**THE RECORDS**.
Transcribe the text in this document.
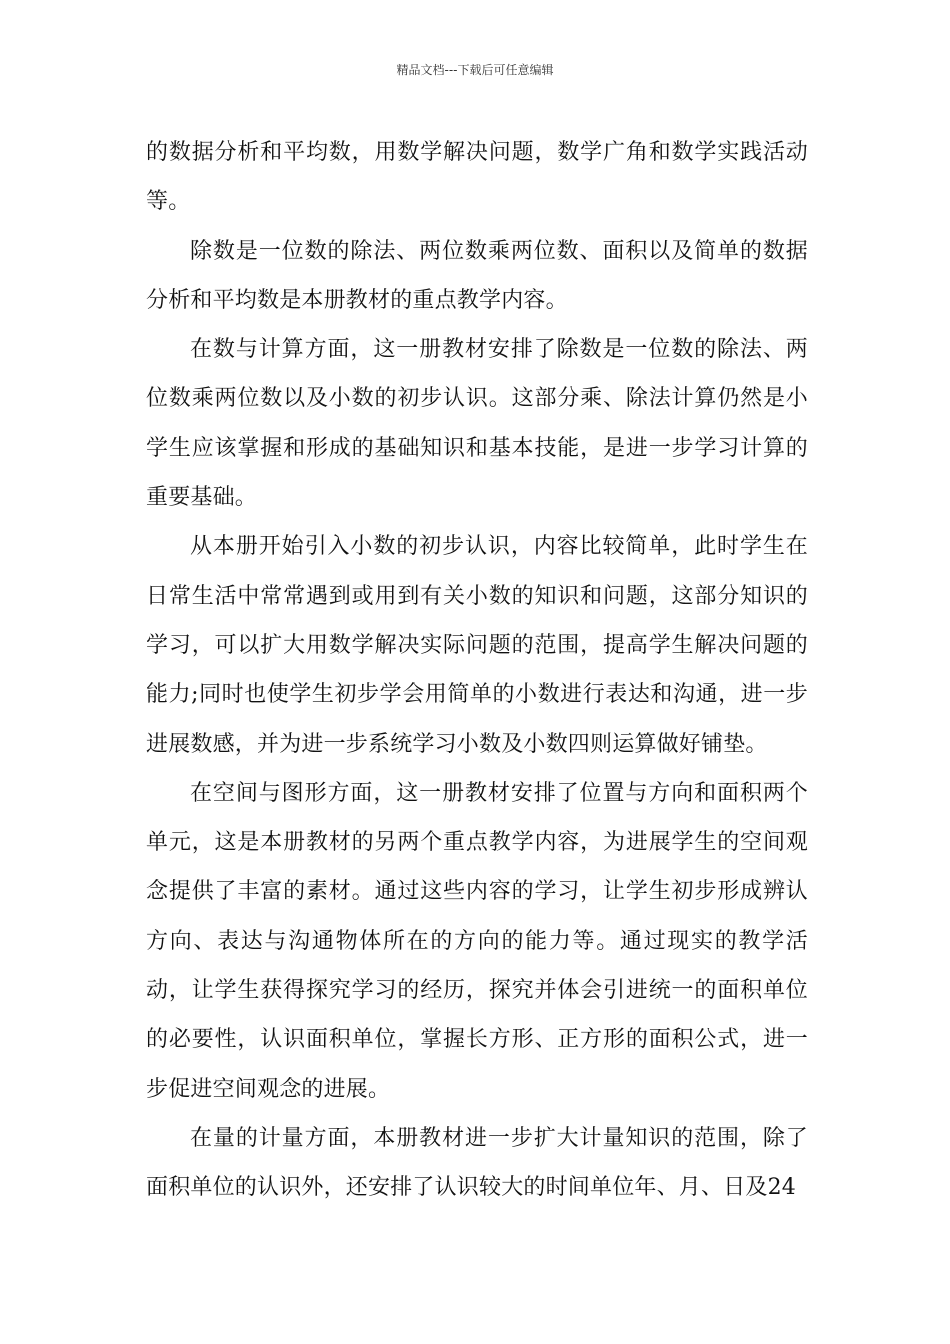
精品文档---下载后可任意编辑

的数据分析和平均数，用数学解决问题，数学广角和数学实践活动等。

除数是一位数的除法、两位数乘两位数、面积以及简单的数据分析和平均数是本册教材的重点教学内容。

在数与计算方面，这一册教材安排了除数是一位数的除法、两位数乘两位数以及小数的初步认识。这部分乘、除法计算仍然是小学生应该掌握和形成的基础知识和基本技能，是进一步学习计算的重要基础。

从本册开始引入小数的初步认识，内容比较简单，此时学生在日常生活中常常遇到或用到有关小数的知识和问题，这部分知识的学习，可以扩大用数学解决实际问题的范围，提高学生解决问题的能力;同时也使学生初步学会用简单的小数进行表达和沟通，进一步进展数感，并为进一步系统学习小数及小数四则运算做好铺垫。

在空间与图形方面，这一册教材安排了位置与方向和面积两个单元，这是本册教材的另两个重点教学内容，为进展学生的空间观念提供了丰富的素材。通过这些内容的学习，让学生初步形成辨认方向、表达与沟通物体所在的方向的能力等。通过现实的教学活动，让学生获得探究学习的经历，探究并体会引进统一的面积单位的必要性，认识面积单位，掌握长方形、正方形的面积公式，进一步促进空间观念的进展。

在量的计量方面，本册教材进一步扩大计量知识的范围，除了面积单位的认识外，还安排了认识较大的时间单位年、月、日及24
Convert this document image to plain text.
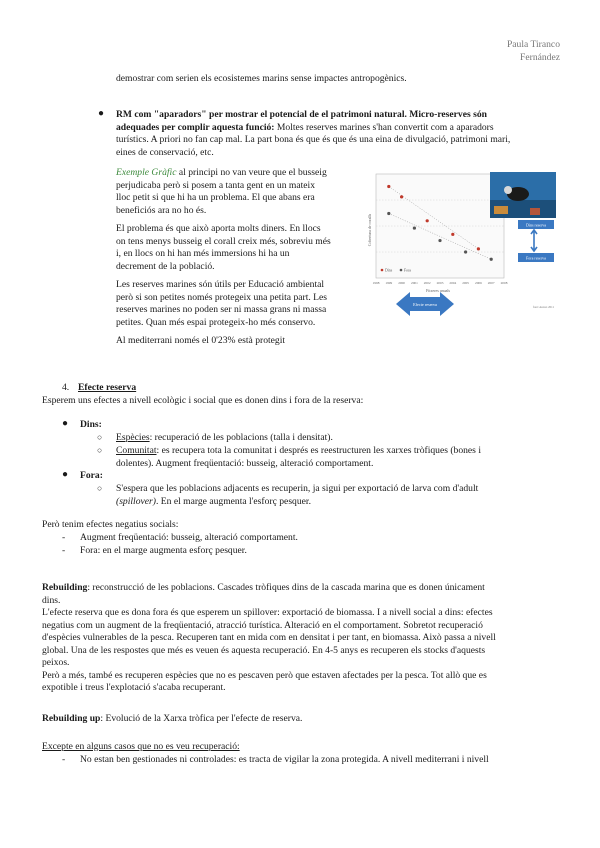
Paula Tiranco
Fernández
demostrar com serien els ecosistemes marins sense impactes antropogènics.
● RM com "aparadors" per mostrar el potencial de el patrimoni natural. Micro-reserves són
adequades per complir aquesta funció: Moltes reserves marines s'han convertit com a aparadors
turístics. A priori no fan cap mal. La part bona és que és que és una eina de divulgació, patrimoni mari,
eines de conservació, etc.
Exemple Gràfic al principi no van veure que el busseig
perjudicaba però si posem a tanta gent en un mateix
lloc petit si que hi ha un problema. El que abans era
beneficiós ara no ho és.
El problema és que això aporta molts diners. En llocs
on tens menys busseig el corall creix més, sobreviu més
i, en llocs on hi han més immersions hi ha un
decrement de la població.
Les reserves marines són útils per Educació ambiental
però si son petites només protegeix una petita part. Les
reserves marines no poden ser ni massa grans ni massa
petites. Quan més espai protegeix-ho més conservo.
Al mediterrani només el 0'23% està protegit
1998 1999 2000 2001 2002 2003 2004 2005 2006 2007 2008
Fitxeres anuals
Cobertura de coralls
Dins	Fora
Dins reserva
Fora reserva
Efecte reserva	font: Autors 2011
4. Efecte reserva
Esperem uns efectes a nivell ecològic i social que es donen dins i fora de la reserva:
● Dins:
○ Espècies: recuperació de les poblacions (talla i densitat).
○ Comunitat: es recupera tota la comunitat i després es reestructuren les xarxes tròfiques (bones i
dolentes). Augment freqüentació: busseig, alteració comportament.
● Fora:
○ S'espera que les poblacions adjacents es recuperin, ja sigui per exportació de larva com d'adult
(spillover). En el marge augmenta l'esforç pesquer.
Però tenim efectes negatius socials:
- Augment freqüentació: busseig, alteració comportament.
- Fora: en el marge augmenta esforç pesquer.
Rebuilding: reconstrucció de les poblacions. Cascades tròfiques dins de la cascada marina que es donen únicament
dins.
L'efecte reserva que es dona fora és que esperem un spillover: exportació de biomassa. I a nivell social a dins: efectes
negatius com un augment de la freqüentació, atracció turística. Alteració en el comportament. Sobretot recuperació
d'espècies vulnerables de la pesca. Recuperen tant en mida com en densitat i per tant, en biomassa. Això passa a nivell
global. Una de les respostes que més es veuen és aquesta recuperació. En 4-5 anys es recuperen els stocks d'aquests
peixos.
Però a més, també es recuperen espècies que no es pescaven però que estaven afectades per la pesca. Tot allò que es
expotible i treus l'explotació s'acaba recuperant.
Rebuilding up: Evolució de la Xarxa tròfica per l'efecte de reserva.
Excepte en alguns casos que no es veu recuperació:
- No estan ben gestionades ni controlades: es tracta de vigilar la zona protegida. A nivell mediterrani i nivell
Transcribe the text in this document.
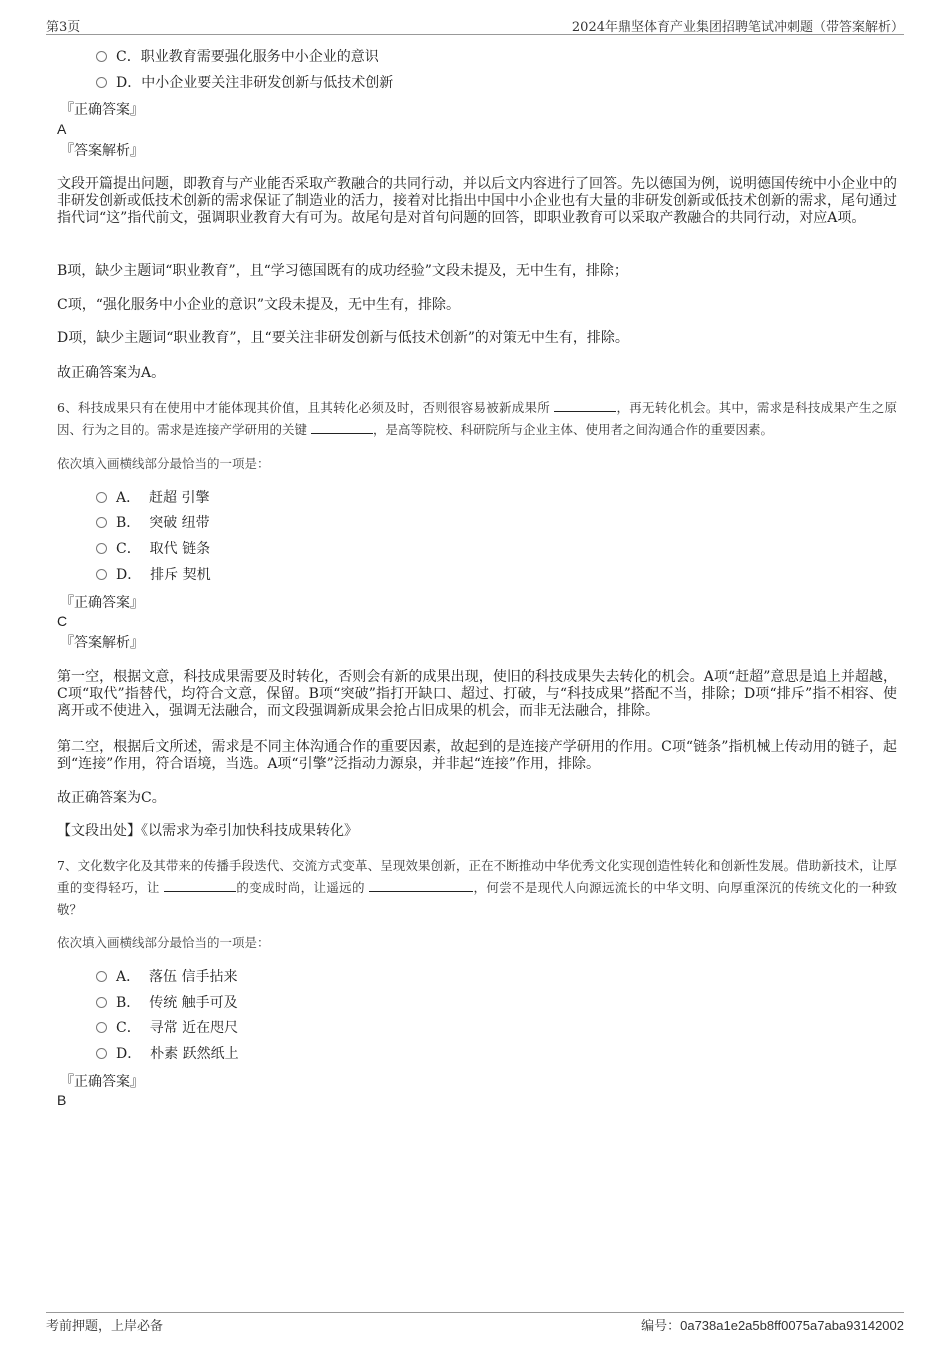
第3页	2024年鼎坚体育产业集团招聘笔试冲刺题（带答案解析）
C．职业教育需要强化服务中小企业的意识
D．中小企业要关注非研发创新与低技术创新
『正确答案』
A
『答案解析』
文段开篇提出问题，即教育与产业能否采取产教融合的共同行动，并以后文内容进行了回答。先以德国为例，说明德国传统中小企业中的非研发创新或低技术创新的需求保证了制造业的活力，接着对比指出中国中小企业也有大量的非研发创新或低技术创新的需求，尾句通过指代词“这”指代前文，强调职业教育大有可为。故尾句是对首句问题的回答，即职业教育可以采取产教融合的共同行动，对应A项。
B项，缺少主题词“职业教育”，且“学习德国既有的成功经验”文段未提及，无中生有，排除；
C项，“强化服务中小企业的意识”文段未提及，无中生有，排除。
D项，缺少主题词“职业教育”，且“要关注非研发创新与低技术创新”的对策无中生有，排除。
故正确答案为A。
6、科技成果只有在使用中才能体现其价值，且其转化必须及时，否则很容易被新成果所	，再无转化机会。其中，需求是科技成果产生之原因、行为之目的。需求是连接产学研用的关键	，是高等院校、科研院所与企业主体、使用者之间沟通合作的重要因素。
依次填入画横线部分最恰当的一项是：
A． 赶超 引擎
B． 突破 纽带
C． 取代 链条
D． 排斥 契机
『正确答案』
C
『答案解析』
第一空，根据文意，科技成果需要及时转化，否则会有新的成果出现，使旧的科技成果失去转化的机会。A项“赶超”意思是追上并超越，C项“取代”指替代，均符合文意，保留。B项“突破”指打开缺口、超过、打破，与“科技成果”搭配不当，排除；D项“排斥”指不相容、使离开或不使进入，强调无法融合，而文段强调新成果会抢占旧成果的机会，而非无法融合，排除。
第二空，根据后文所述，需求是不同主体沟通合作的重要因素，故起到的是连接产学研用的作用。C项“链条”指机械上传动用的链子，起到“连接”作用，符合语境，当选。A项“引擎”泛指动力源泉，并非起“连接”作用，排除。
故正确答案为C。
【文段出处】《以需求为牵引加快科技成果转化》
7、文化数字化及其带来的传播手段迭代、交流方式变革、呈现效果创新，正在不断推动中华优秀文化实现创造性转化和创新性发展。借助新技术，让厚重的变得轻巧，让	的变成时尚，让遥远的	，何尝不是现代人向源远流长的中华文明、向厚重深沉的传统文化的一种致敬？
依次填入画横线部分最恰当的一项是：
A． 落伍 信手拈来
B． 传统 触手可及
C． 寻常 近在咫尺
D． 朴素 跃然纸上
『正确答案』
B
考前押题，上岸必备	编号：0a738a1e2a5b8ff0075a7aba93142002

**TASK STATEMENT**. In the material above, find the lines that contain "文段未提及" and show them.

**TASK SOLUTION**.
B项，缺少主题词“职业教育”，且“学习德国既有的成功经验”文段未提及，无中生有，排除；
C项，“强化服务中小企业的意识”文段未提及，无中生有，排除。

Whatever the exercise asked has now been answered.